- **Given exercise**
Locate all lines with the word "hill". Copy them.

- **Dataset rows**
#####

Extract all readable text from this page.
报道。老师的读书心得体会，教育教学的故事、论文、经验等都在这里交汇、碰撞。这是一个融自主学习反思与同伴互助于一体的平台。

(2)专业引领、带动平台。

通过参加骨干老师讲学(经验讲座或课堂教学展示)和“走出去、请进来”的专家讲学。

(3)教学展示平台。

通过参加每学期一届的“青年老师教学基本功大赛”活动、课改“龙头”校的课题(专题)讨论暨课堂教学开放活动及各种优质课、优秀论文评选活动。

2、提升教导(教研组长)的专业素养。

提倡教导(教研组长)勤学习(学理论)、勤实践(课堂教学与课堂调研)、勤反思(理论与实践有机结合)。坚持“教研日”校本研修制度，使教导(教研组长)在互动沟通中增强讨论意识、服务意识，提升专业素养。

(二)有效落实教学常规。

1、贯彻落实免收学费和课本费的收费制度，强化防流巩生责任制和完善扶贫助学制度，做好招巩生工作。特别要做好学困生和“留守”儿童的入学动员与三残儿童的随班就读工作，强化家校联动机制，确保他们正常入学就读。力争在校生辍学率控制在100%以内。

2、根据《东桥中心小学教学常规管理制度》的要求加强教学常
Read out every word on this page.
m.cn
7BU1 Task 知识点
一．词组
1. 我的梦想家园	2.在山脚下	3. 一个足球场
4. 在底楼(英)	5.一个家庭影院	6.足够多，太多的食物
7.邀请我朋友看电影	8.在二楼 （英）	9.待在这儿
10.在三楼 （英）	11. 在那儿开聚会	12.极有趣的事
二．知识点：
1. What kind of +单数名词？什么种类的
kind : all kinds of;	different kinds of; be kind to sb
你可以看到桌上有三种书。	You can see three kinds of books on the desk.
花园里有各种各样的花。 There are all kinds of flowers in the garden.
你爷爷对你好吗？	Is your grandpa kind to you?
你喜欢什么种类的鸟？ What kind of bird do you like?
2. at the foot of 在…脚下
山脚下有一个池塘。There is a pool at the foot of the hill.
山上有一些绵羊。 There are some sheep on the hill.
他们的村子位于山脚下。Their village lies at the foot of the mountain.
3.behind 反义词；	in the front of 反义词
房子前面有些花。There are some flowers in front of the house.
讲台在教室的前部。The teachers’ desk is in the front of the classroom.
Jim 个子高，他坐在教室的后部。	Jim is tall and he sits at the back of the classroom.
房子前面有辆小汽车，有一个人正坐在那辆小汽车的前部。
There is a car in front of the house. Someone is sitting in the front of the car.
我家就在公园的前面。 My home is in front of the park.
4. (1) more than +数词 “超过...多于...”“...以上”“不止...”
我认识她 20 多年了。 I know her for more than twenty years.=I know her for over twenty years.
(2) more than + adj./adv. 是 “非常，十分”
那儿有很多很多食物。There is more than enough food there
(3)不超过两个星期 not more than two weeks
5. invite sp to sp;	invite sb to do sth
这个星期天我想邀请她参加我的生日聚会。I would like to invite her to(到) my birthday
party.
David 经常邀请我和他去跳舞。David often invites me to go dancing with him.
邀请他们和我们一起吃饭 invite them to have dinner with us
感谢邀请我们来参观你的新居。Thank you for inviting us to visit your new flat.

#####

- **Result**
山脚下有一个池塘。There is a pool at the foot of the hill.
山上有一些绵羊。 There are some sheep on the hill.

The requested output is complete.